» WHAT THE TASK ASKS:
Write out the data again exactly, skipping every picture.
Start of GIVEN DATA
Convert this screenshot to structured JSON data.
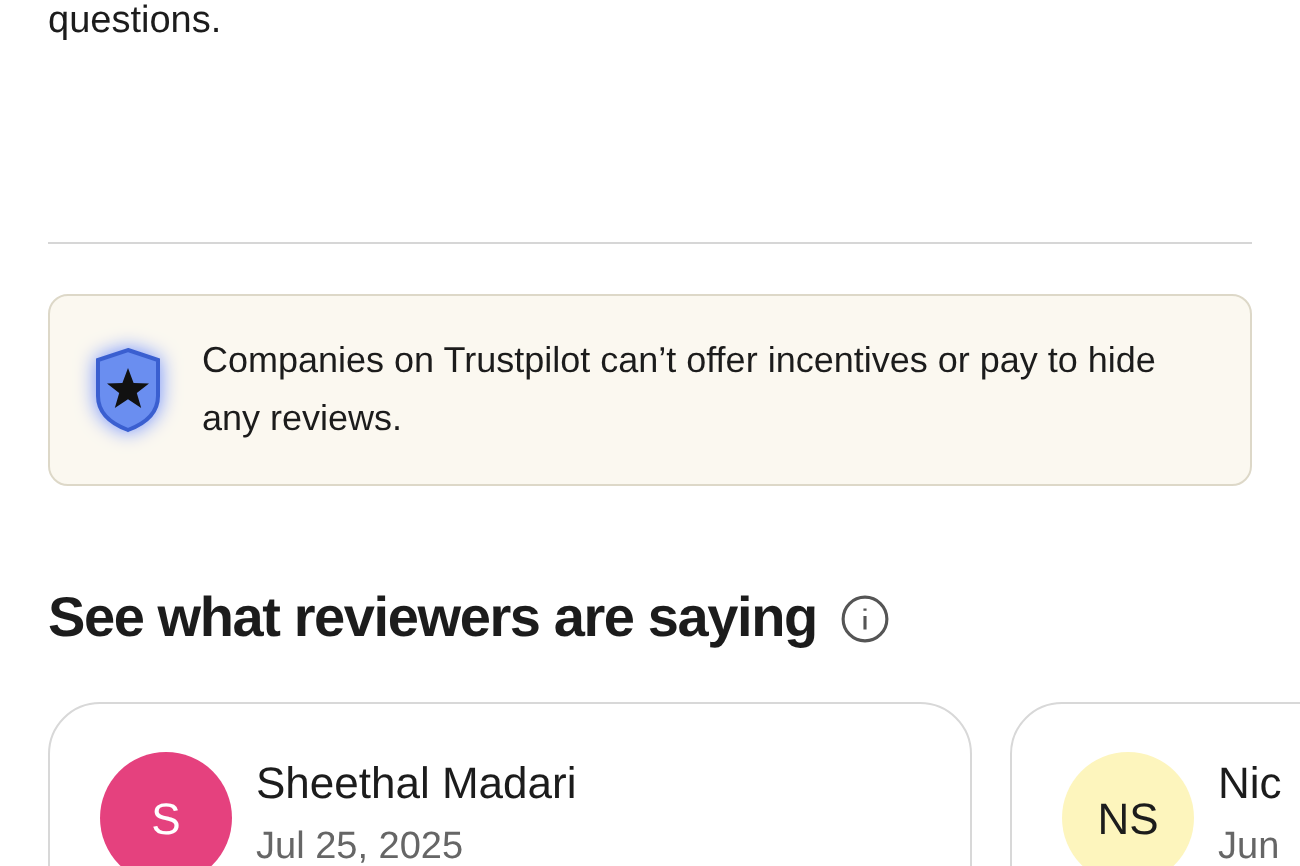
{
  "intro_tail": "questions.",
  "notice": {
    "text": "Companies on Trustpilot can’t offer incentives or pay to hide any reviews."
  },
  "section": {
    "title": "See what reviewers are saying"
  },
  "reviews": [
    {
      "initials": "S",
      "color": "#e5417e",
      "name": "Sheethal Madari",
      "date": "Jul 25, 2025"
    },
    {
      "initials": "NS",
      "color": "#fdf5bd",
      "name": "Nic",
      "date": "Jun"
    }
  ]
}
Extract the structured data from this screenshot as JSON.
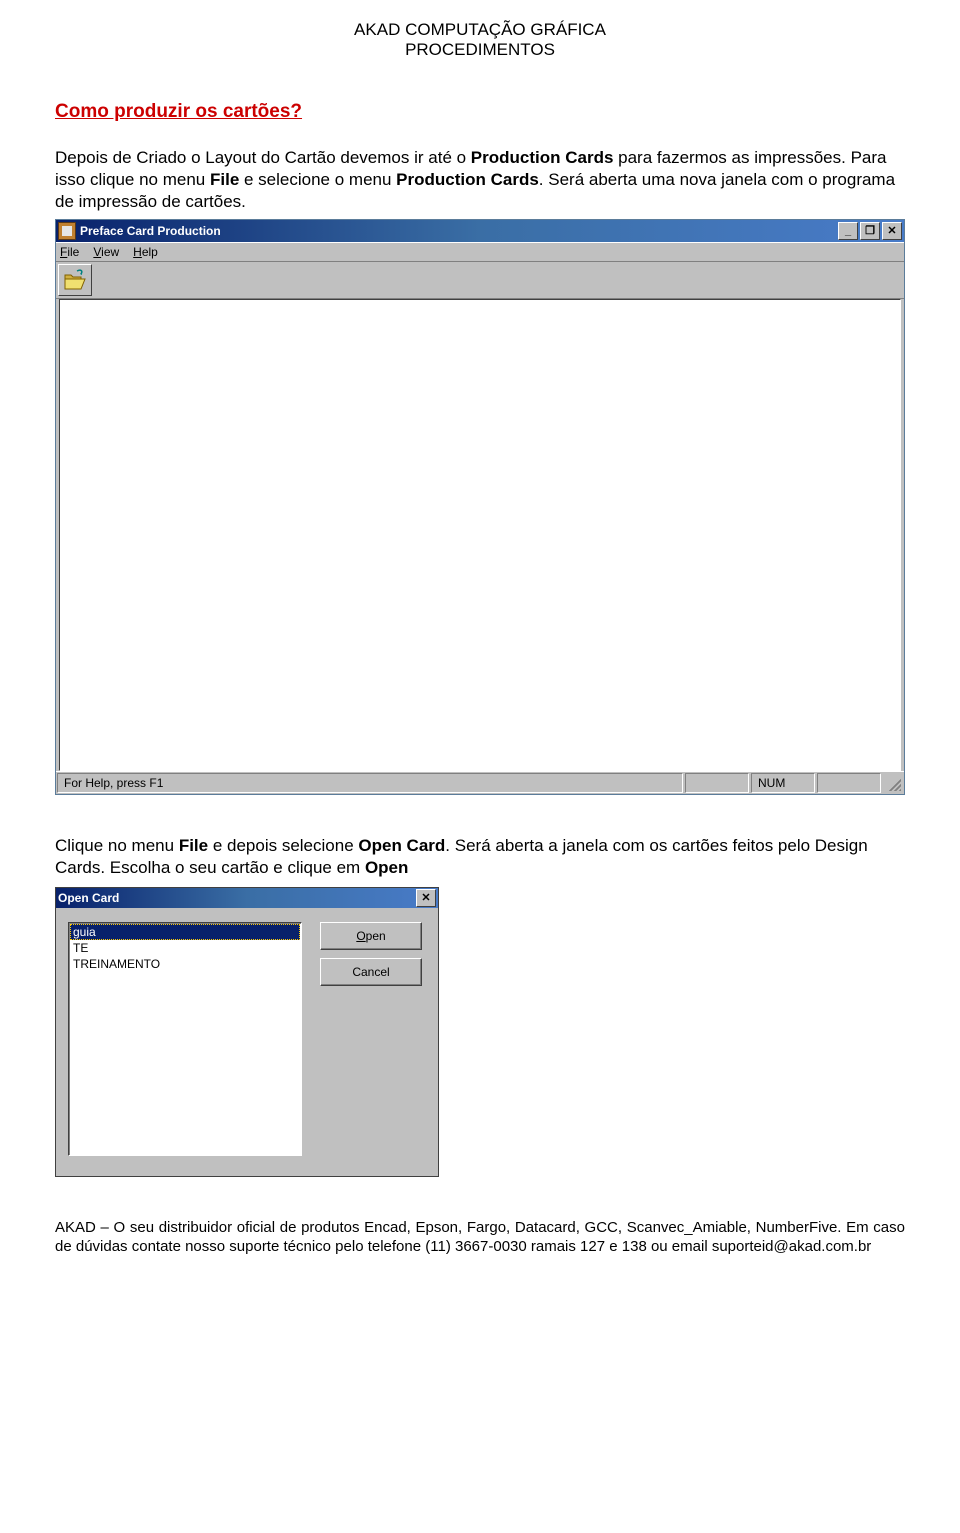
End of GIVEN DATA
» REPLY TO THE TASK:
Convert this screenshot to structured JSON data.
{
  "intro_tail": "questions.",
  "notice": {
    "text": "Companies on Trustpilot can’t offer incentives or pay to hide any reviews."
  },
  "section": {
    "title": "See what reviewers are saying"
  },
  "reviews": [
    {
      "initials": "S",
      "color": "#e5417e",
      "name": "Sheethal Madari",
      "date": "Jul 25, 2025"
    },
    {
      "initials": "NS",
      "color": "#fdf5bd",
      "name": "Nic",
      "date": "Jun"
    }
  ]
}
Extract the structured data from this screenshot as JSON.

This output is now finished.